* [Dataset entries]:

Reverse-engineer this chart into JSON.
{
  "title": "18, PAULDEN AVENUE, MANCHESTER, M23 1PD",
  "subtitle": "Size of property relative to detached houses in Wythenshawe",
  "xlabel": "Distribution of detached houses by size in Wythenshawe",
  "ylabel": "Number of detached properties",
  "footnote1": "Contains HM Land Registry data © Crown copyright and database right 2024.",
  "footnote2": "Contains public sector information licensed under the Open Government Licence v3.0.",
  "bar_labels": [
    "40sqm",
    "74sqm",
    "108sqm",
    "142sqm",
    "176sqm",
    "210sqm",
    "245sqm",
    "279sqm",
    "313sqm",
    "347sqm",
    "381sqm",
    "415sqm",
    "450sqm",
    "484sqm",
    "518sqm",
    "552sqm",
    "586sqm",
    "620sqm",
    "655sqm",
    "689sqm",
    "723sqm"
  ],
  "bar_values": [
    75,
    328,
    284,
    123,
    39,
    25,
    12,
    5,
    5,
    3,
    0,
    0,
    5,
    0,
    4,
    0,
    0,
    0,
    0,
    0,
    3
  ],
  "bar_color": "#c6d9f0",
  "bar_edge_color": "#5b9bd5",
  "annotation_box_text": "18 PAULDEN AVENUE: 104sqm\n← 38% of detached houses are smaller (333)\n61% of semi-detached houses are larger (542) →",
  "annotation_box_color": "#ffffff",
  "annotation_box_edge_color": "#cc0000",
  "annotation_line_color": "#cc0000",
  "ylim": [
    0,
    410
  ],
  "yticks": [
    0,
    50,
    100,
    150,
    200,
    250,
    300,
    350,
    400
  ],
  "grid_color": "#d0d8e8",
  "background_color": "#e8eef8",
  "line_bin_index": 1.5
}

* [Task requirements]: Where a line holds "PAULDEN", copy that line.

* [Output of the task]:
  "title": "18, PAULDEN AVENUE, MANCHESTER, M23 1PD",
  "annotation_box_text": "18 PAULDEN AVENUE: 104sqm\n← 38% of detached houses are smaller (333)\n61% of semi-detached houses are larger (542) →",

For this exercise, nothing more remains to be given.